___ AVAILABLE RECORDS ___
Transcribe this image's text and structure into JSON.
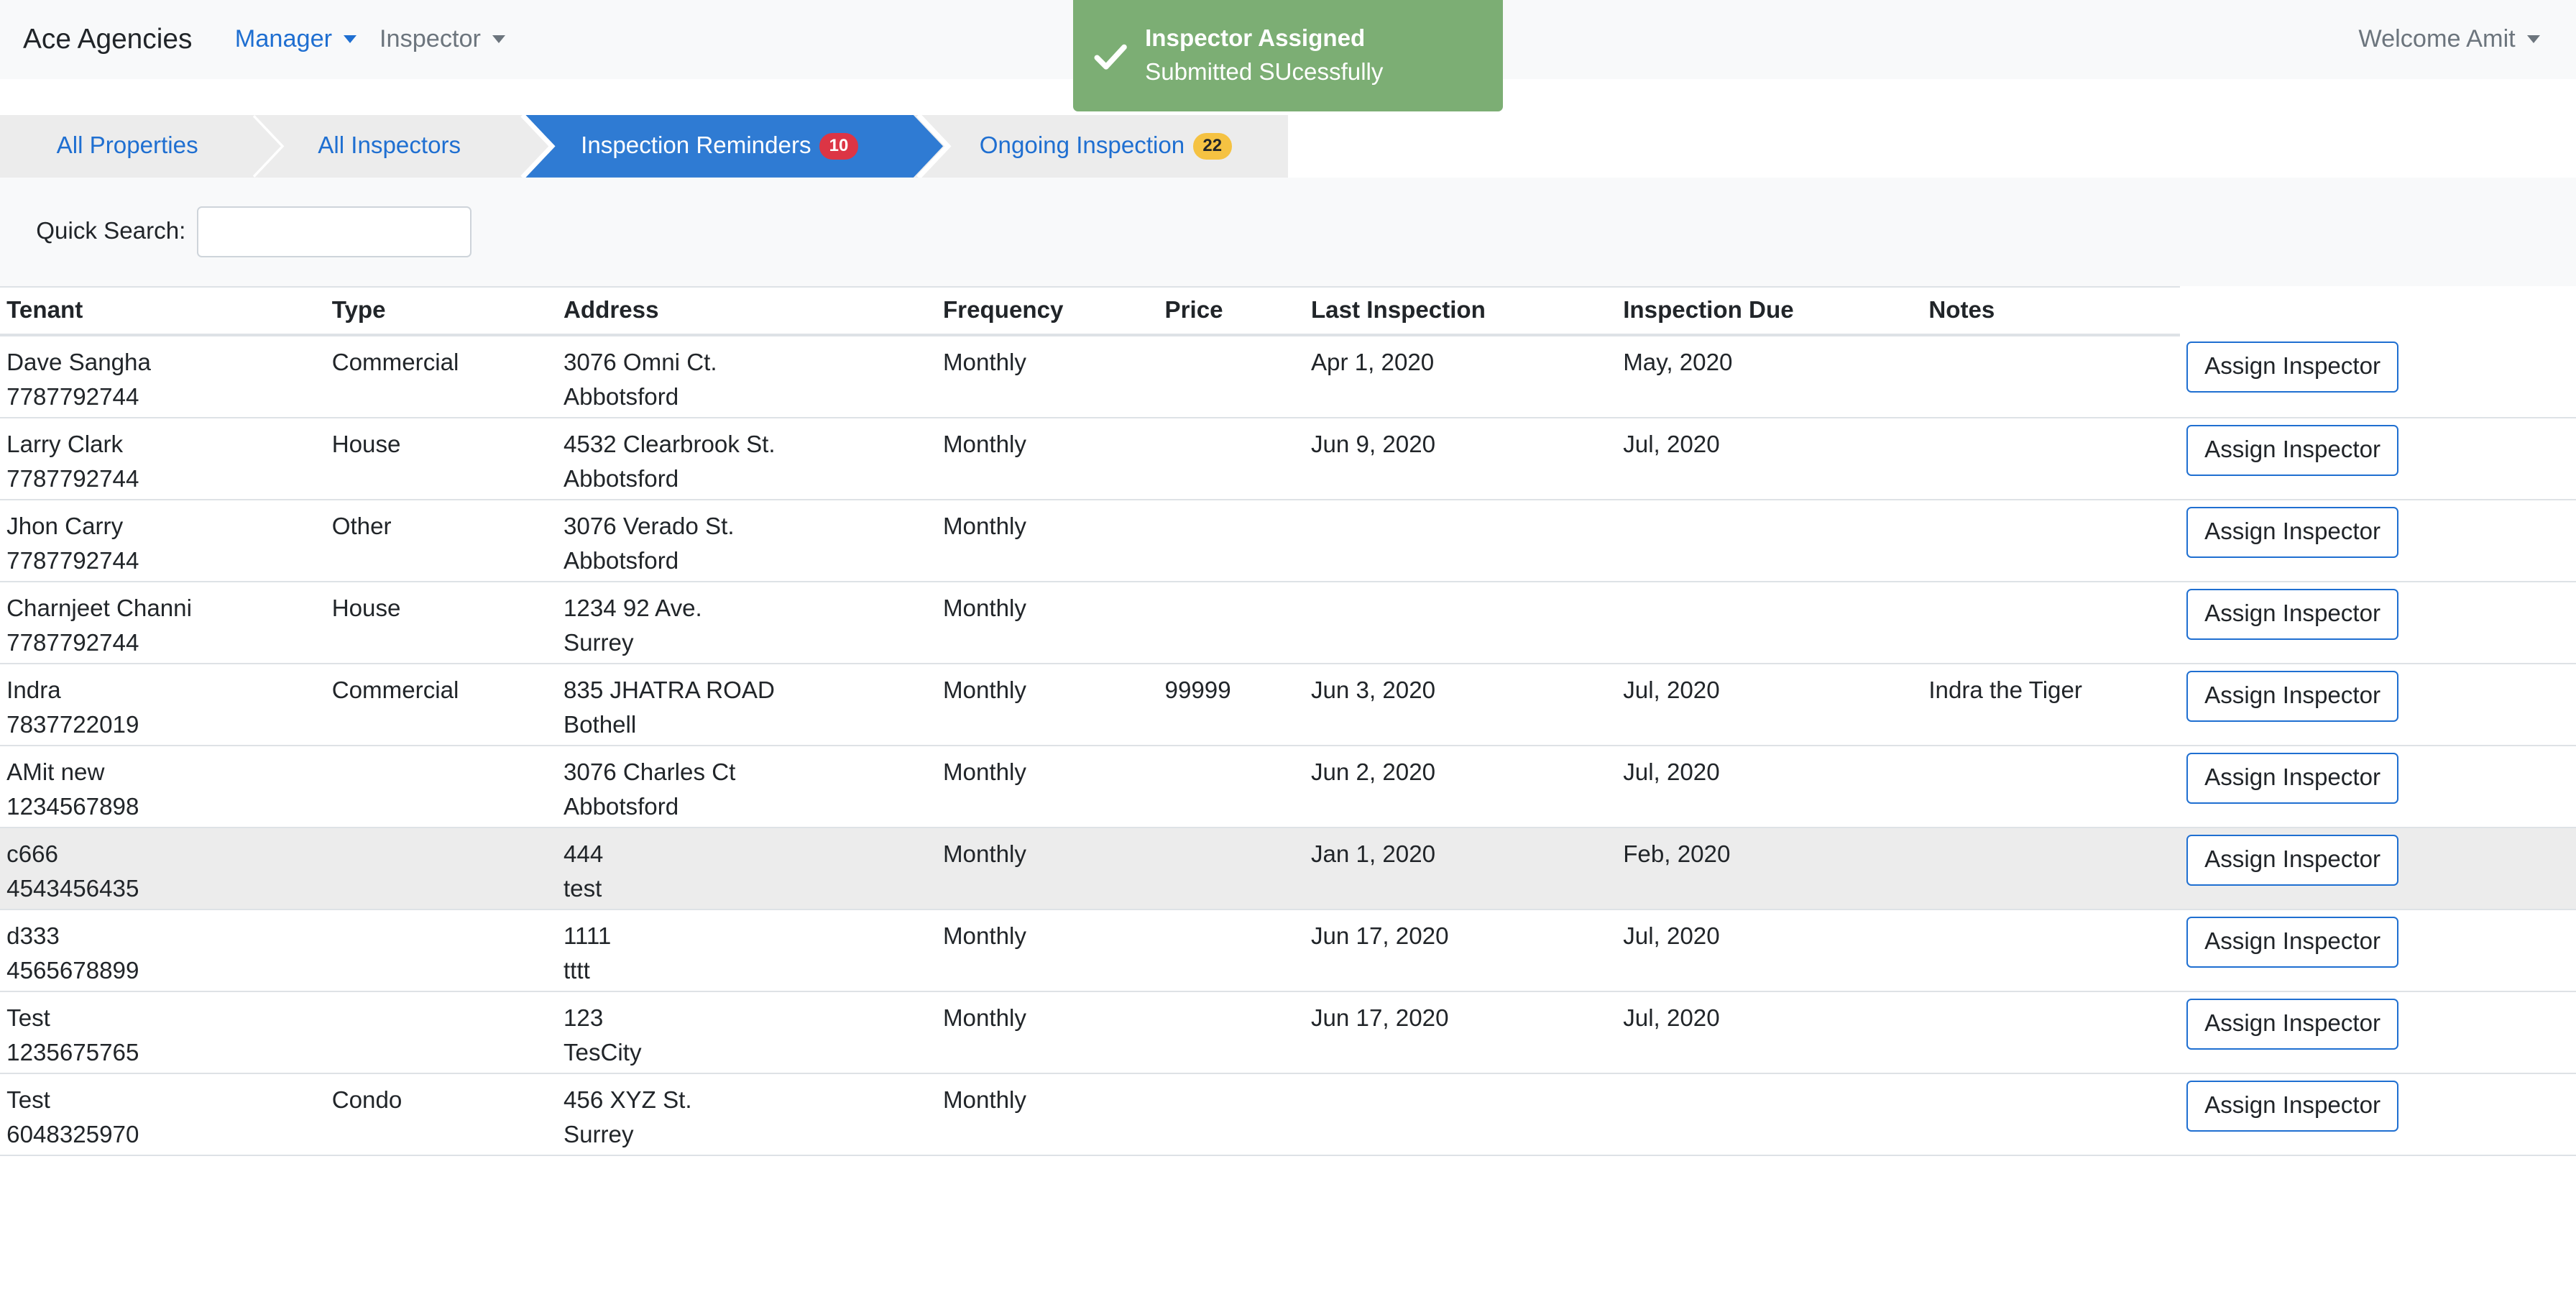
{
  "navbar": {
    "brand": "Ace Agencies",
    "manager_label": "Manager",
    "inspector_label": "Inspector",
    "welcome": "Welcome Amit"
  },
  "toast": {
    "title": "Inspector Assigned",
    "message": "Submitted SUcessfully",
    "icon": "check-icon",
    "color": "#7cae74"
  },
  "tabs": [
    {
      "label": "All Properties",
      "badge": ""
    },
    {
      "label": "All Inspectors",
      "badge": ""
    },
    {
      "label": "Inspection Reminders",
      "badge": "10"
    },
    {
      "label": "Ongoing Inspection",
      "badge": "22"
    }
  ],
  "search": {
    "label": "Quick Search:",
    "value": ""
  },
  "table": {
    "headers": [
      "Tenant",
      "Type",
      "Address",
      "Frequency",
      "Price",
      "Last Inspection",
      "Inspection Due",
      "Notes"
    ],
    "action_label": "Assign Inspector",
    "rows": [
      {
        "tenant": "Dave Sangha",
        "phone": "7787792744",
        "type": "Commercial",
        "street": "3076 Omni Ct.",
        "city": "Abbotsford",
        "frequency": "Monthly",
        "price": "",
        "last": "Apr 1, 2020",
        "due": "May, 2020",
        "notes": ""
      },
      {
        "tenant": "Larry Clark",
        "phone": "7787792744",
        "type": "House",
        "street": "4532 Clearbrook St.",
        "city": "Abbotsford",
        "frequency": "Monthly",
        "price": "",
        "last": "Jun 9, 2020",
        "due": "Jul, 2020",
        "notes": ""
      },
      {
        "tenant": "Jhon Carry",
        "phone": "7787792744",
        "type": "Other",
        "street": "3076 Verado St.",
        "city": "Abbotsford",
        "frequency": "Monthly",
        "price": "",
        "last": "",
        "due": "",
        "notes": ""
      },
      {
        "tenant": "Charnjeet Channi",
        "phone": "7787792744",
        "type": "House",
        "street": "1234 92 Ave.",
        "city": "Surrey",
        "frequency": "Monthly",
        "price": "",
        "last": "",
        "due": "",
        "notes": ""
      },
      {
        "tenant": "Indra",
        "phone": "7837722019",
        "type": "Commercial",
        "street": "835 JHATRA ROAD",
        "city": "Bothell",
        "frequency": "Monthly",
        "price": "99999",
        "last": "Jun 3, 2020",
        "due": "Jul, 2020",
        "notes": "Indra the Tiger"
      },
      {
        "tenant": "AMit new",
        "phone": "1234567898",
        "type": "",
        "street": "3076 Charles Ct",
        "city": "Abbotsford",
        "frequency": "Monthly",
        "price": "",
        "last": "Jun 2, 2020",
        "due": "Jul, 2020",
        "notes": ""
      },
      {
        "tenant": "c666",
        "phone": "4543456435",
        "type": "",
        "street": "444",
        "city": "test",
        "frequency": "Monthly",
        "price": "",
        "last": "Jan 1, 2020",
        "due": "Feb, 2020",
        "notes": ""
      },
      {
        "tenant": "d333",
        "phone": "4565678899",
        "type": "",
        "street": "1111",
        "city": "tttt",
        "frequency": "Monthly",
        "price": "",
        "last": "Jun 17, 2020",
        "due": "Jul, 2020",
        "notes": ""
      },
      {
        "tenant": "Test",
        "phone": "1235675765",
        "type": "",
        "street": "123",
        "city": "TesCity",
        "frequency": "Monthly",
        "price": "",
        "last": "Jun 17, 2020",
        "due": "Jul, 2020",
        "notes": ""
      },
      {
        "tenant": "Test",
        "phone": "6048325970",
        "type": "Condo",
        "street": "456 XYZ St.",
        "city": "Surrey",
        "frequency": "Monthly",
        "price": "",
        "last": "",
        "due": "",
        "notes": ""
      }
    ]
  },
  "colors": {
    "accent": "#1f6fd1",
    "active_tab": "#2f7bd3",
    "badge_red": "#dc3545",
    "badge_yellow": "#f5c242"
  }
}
___
___ AVAILABLE RECORDS ___
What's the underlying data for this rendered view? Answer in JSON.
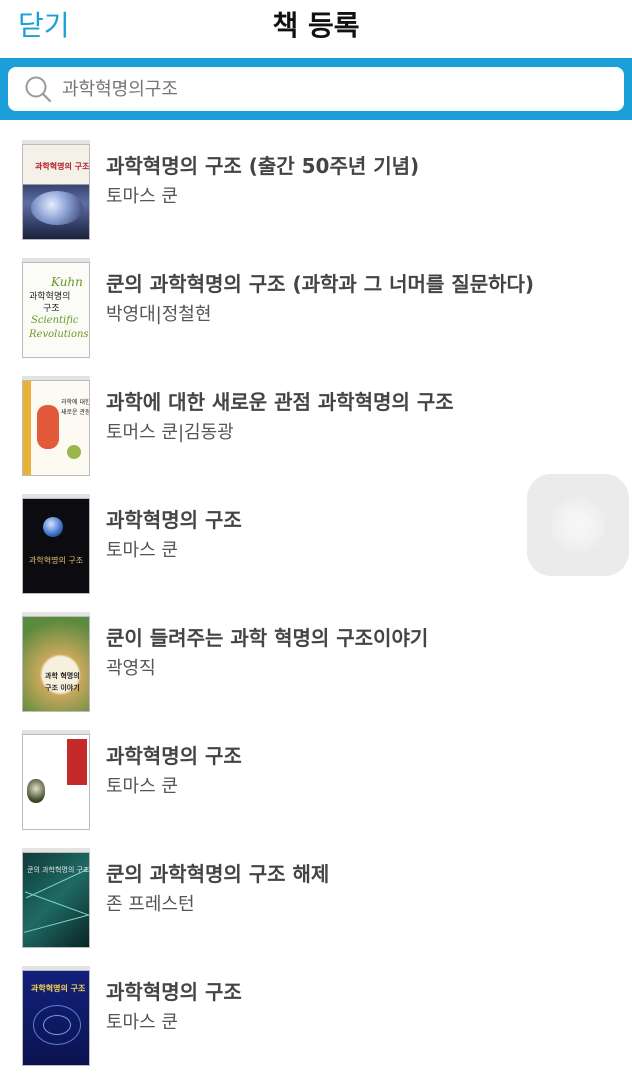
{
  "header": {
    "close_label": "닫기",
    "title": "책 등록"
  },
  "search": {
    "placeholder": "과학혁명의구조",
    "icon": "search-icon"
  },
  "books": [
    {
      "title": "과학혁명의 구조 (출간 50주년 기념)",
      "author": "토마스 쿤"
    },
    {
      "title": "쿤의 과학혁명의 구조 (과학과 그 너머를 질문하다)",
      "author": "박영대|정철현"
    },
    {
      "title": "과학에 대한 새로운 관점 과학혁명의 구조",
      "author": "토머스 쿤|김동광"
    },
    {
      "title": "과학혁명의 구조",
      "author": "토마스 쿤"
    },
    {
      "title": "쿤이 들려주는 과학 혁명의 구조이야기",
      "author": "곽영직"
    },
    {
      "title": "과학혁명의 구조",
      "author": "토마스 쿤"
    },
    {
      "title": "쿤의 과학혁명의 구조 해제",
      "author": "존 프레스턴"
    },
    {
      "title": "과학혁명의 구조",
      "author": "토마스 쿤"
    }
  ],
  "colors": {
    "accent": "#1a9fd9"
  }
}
___
• [WHAT TO DO]: Above are the records; copy every line in them that holds the word "title".

• [TASK RESULT]:
    "title": "Inspector Assigned",
    "title": "책 등록"
      "title": "과학혁명의 구조 (출간 50주년 기념)",
      "title": "쿤의 과학혁명의 구조 (과학과 그 너머를 질문하다)",
      "title": "과학에 대한 새로운 관점 과학혁명의 구조",
      "title": "과학혁명의 구조",
      "title": "쿤이 들려주는 과학 혁명의 구조이야기",
      "title": "과학혁명의 구조",
      "title": "쿤의 과학혁명의 구조 해제",
      "title": "과학혁명의 구조",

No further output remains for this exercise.